Scan the lines below; pull out those with "entender".

# # # #

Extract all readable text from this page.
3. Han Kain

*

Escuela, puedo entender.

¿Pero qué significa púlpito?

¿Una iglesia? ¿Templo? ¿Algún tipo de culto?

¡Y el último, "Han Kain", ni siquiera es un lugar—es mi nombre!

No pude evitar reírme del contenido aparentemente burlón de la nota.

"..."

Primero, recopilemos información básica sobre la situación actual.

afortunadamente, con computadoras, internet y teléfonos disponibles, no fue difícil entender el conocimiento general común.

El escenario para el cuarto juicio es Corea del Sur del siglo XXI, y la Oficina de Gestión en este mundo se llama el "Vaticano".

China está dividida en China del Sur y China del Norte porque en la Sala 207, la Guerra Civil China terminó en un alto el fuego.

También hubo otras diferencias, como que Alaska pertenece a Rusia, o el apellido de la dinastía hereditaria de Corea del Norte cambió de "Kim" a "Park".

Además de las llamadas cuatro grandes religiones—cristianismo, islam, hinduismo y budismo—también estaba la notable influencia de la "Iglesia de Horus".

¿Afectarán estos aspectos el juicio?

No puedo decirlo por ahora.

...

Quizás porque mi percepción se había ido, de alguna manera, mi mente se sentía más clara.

# # # #

- [Worked answer]:
Escuela, puedo entender.
afortunadamente, con computadoras, internet y teléfonos disponibles, no fue difícil entender el conocimiento general común.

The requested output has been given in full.